=== YOUR GOAL ===
Lines containing the word "this" need to be counted. Please reply with how many there are, and nothing else.

Figure record listings

※ ※ ※

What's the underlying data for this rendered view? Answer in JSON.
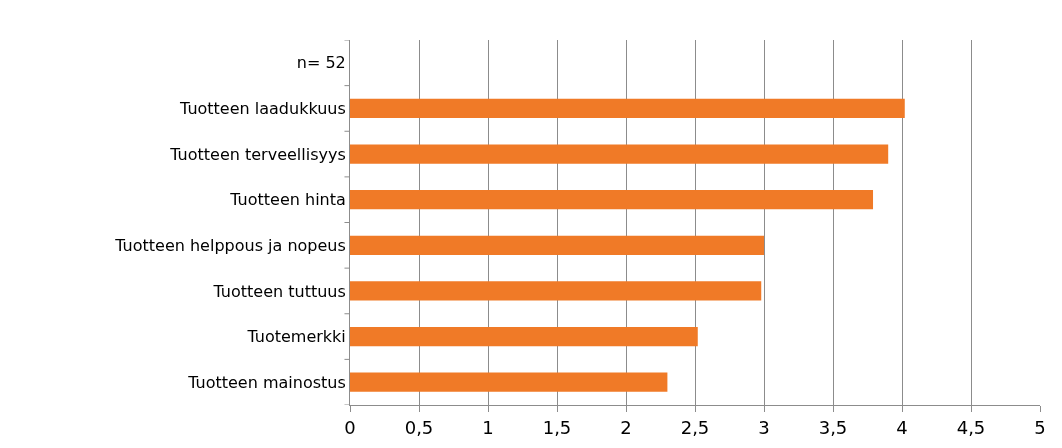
{
  "chart_data": {
    "type": "bar",
    "orientation": "horizontal",
    "categories": [
      "n= 52",
      "Tuotteen laadukkuus",
      "Tuotteen terveellisyys",
      "Tuotteen hinta",
      "Tuotteen helppous ja nopeus",
      "Tuotteen tuttuus",
      "Tuotemerkki",
      "Tuotteen mainostus"
    ],
    "values": [
      null,
      4.02,
      3.9,
      3.79,
      3.0,
      2.98,
      2.52,
      2.3
    ],
    "color": "#f07a27",
    "xlim": [
      0,
      5
    ],
    "xticks": [
      0,
      {
        "value": 0.5,
        "label": "0,5"
      },
      1,
      {
        "value": 1.5,
        "label": "1,5"
      },
      2,
      {
        "value": 2.5,
        "label": "2,5"
      },
      3,
      {
        "value": 3.5,
        "label": "3,5"
      },
      4,
      {
        "value": 4.5,
        "label": "4,5"
      },
      5
    ],
    "grid": "x"
  }
}
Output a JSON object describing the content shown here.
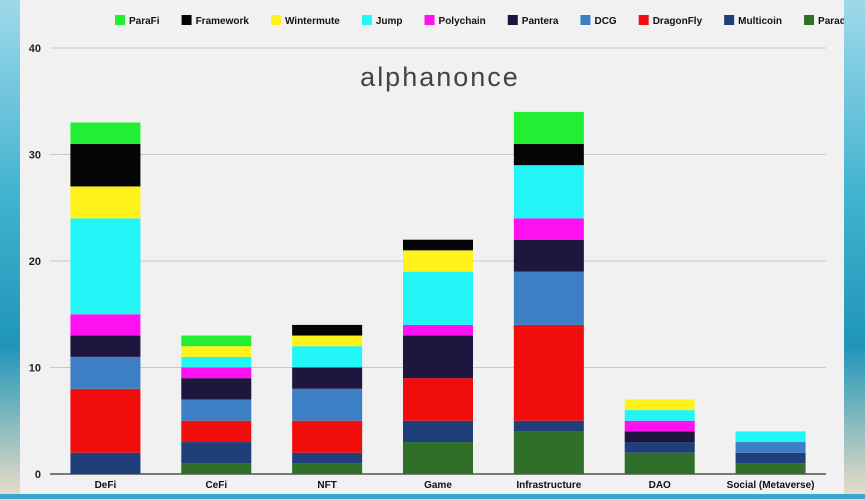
{
  "brand": {
    "watermark": "alphanonce"
  },
  "chart_data": {
    "type": "bar",
    "stacked": true,
    "title": "",
    "xlabel": "",
    "ylabel": "",
    "ylim": [
      0,
      40
    ],
    "yticks": [
      0,
      10,
      20,
      30,
      40
    ],
    "grid": true,
    "legend_position": "top",
    "categories": [
      "DeFi",
      "CeFi",
      "NFT",
      "Game",
      "Infrastructure",
      "DAO",
      "Social (Metaverse)"
    ],
    "series": [
      {
        "name": "Paradigm",
        "color": "#2f6f2a",
        "values": [
          0,
          1,
          1,
          3,
          4,
          2,
          1
        ]
      },
      {
        "name": "Multicoin",
        "color": "#1f3f7a",
        "values": [
          2,
          2,
          1,
          2,
          1,
          1,
          1
        ]
      },
      {
        "name": "DragonFly",
        "color": "#f20d0d",
        "values": [
          6,
          2,
          3,
          4,
          9,
          0,
          0
        ]
      },
      {
        "name": "DCG",
        "color": "#3d7fc4",
        "values": [
          3,
          2,
          3,
          0,
          5,
          0,
          1
        ]
      },
      {
        "name": "Pantera",
        "color": "#1f1640",
        "values": [
          2,
          2,
          2,
          4,
          3,
          1,
          0
        ]
      },
      {
        "name": "Polychain",
        "color": "#ff10f0",
        "values": [
          2,
          1,
          0,
          1,
          2,
          1,
          0
        ]
      },
      {
        "name": "Jump",
        "color": "#22f5f5",
        "values": [
          9,
          1,
          2,
          5,
          5,
          1,
          1
        ]
      },
      {
        "name": "Wintermute",
        "color": "#fff21a",
        "values": [
          3,
          1,
          1,
          2,
          0,
          1,
          0
        ]
      },
      {
        "name": "Framework",
        "color": "#050505",
        "values": [
          4,
          0,
          1,
          1,
          2,
          0,
          0
        ]
      },
      {
        "name": "ParaFi",
        "color": "#22ee33",
        "values": [
          2,
          1,
          0,
          0,
          3,
          0,
          0
        ]
      }
    ],
    "legend_order": [
      "ParaFi",
      "Framework",
      "Wintermute",
      "Jump",
      "Polychain",
      "Pantera",
      "DCG",
      "DragonFly",
      "Multicoin",
      "Paradigm"
    ]
  }
}
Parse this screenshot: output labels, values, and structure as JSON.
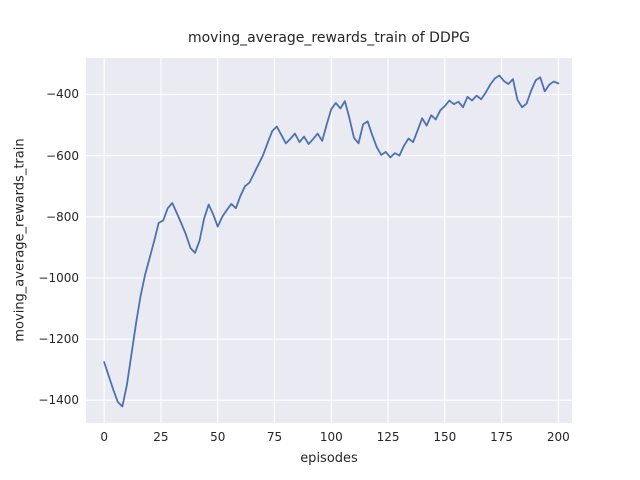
{
  "figure": {
    "background": "#ffffff",
    "axes_background": "#eaeaf2",
    "grid_color": "#ffffff",
    "text_color": "#262626"
  },
  "chart_data": {
    "type": "line",
    "title": "moving_average_rewards_train of DDPG",
    "xlabel": "episodes",
    "ylabel": "moving_average_rewards_train",
    "line_color": "#4c72b0",
    "line_width": 1.8,
    "grid": true,
    "legend": null,
    "xlim": [
      -8,
      206
    ],
    "ylim": [
      -1474,
      -281
    ],
    "xticks": [
      0,
      25,
      50,
      75,
      100,
      125,
      150,
      175,
      200
    ],
    "yticks": [
      -1400,
      -1200,
      -1000,
      -800,
      -600,
      -400
    ],
    "x": [
      0,
      2,
      4,
      6,
      8,
      10,
      12,
      14,
      16,
      18,
      20,
      22,
      24,
      26,
      28,
      30,
      32,
      34,
      36,
      38,
      40,
      42,
      44,
      46,
      48,
      50,
      52,
      54,
      56,
      58,
      60,
      62,
      64,
      66,
      68,
      70,
      72,
      74,
      76,
      78,
      80,
      82,
      84,
      86,
      88,
      90,
      92,
      94,
      96,
      98,
      100,
      102,
      104,
      106,
      108,
      110,
      112,
      114,
      116,
      118,
      120,
      122,
      124,
      126,
      128,
      130,
      132,
      134,
      136,
      138,
      140,
      142,
      144,
      146,
      148,
      150,
      152,
      154,
      156,
      158,
      160,
      162,
      164,
      166,
      168,
      170,
      172,
      174,
      176,
      178,
      180,
      182,
      184,
      186,
      188,
      190,
      192,
      194,
      196,
      198,
      200
    ],
    "y": [
      -1275,
      -1320,
      -1365,
      -1405,
      -1420,
      -1350,
      -1250,
      -1150,
      -1060,
      -990,
      -935,
      -880,
      -820,
      -812,
      -772,
      -755,
      -788,
      -822,
      -858,
      -902,
      -918,
      -878,
      -806,
      -760,
      -792,
      -832,
      -800,
      -778,
      -758,
      -772,
      -732,
      -700,
      -688,
      -658,
      -628,
      -598,
      -558,
      -520,
      -505,
      -532,
      -560,
      -545,
      -528,
      -556,
      -538,
      -562,
      -546,
      -528,
      -552,
      -498,
      -448,
      -428,
      -446,
      -422,
      -478,
      -542,
      -560,
      -498,
      -488,
      -532,
      -572,
      -598,
      -588,
      -606,
      -592,
      -600,
      -568,
      -544,
      -556,
      -518,
      -478,
      -502,
      -468,
      -482,
      -452,
      -438,
      -420,
      -432,
      -424,
      -442,
      -408,
      -420,
      -404,
      -416,
      -394,
      -368,
      -348,
      -338,
      -356,
      -366,
      -350,
      -418,
      -442,
      -430,
      -388,
      -354,
      -344,
      -390,
      -368,
      -358,
      -364
    ]
  }
}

※ ※ ※

=== RESPONSE BELOW ===
2